### Prompt
Show every line that has the string "complex" in it.

— START Extracted information —

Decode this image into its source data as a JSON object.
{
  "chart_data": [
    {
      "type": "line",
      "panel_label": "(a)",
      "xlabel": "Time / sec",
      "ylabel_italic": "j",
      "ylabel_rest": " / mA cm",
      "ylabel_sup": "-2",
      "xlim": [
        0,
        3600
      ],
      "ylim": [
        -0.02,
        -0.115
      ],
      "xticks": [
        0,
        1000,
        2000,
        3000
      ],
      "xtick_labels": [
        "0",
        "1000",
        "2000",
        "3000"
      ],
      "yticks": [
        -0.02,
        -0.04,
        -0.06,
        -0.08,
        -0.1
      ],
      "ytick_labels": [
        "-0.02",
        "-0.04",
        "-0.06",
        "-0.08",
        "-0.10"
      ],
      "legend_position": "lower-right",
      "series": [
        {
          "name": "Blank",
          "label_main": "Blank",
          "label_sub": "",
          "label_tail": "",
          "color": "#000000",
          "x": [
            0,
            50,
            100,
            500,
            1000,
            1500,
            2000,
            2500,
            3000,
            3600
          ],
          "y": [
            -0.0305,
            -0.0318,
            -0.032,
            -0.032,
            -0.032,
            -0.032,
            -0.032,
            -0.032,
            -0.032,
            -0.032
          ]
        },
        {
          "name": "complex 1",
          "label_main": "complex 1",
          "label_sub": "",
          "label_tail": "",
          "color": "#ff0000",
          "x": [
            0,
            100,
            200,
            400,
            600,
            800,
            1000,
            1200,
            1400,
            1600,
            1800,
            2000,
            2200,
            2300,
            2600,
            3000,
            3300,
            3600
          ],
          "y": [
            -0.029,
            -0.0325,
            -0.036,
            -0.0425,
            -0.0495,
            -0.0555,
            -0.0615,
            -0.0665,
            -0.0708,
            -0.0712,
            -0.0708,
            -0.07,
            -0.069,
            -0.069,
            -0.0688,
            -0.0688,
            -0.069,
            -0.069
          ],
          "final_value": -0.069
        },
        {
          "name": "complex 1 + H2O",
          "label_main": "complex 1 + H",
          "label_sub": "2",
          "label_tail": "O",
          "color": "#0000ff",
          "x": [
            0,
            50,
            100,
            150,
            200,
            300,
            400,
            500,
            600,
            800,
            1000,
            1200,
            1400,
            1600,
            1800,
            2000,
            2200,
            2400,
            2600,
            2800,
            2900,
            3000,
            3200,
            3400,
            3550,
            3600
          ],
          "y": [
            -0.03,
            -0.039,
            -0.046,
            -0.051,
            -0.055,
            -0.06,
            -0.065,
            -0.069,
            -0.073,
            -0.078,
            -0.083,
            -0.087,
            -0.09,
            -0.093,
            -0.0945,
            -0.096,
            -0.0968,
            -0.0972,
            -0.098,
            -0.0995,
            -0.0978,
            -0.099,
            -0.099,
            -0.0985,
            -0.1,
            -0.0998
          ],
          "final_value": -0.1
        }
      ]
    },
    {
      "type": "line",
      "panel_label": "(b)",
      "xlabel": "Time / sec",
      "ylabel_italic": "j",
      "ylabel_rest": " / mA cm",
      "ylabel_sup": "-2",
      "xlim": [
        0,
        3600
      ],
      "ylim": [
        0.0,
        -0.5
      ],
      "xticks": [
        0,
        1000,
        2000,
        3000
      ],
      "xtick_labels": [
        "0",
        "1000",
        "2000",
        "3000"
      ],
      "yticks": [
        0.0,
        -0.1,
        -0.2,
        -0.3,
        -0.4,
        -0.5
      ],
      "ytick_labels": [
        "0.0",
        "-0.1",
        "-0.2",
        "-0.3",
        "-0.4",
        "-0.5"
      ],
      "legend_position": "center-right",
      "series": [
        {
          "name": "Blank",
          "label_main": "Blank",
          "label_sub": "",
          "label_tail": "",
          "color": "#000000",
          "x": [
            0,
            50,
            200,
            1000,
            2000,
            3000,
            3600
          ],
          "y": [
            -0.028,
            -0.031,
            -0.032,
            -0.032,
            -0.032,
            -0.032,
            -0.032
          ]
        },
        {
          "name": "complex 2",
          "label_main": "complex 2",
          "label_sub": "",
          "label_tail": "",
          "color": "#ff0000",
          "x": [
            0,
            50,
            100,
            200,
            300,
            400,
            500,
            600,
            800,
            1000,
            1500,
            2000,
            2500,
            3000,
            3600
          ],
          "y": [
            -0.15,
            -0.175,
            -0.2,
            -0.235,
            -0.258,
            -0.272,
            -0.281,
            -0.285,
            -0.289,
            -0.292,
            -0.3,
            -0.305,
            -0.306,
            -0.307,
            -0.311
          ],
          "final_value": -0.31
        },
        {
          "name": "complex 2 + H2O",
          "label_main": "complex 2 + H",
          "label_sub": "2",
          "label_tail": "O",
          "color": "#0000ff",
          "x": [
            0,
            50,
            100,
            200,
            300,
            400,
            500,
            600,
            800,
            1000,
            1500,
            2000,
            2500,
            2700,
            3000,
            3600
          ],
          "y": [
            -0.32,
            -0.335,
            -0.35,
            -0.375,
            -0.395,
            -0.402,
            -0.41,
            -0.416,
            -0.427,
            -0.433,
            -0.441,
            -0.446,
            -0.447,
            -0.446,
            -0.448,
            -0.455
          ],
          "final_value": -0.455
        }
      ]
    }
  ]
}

— END Extracted information —

### Result below
          "name": "complex 1",
          "label_main": "complex 1",
          "name": "complex 1 + H2O",
          "label_main": "complex 1 + H",
          "name": "complex 2",
          "label_main": "complex 2",
          "name": "complex 2 + H2O",
          "label_main": "complex 2 + H",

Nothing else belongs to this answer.